Information provided
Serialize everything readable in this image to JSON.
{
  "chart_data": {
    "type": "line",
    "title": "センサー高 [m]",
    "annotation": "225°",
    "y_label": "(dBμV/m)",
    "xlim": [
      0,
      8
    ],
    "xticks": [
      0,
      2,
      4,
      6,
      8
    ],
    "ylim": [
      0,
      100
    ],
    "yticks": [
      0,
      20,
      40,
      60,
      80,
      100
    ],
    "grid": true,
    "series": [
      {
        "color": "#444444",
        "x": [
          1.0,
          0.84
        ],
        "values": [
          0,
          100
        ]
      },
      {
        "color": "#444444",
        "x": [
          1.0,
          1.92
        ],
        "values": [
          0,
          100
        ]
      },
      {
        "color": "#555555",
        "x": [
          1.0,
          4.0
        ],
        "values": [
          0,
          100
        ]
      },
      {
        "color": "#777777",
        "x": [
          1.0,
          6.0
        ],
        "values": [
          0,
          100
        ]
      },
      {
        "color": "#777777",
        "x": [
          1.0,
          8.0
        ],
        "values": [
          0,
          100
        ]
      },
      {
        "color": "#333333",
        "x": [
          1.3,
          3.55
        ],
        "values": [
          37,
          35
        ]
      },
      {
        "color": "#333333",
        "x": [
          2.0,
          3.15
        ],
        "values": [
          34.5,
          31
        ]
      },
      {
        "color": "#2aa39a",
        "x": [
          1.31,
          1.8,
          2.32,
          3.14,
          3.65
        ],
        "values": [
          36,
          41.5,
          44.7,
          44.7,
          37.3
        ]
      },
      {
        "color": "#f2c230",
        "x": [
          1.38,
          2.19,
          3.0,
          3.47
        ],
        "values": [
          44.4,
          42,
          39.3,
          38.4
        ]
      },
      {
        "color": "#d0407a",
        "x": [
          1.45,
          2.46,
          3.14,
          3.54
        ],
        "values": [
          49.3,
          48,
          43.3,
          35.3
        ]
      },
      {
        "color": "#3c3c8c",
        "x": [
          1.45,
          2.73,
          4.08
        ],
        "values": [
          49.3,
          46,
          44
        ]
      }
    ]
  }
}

---

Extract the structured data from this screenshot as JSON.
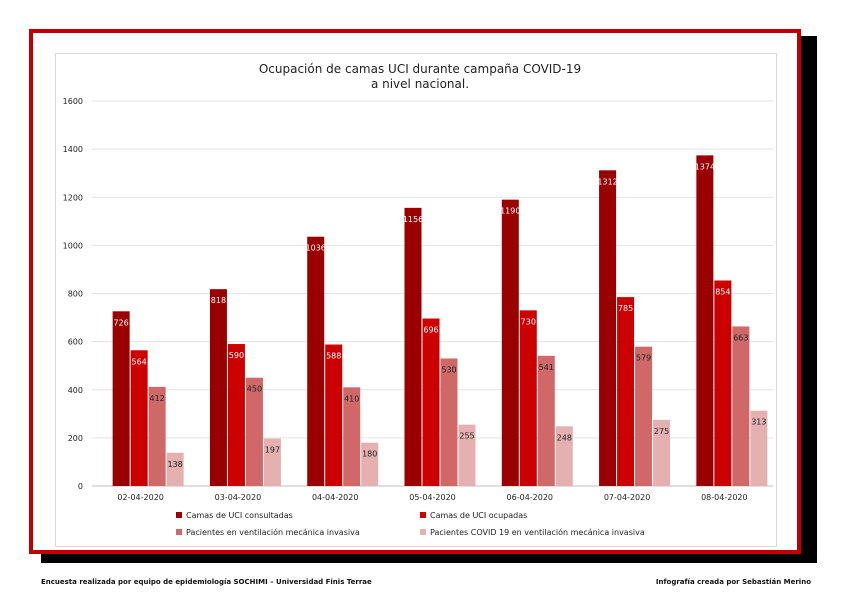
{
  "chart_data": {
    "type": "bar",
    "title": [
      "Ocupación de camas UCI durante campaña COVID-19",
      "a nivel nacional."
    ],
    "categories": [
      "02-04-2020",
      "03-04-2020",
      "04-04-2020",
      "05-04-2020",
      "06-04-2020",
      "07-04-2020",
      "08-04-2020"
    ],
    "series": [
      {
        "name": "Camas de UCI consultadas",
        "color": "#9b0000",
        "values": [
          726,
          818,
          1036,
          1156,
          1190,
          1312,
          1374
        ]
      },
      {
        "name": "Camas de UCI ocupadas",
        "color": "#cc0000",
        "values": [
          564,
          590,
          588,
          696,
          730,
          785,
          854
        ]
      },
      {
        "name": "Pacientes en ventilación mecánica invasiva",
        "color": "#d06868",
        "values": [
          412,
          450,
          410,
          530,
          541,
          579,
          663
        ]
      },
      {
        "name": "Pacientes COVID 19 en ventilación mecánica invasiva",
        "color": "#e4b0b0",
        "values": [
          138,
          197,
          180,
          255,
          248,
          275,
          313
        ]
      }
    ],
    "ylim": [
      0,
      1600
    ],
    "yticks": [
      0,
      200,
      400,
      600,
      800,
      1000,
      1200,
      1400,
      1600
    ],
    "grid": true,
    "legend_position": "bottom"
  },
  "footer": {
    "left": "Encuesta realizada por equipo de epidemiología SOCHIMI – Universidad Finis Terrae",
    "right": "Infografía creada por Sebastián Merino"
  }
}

Goal
Copy all lines from the material that hold "name".

Written solution
        "name": "Camas de UCI consultadas",
        "name": "Camas de UCI ocupadas",
        "name": "Pacientes en ventilación mecánica invasiva",
        "name": "Pacientes COVID 19 en ventilación mecánica invasiva",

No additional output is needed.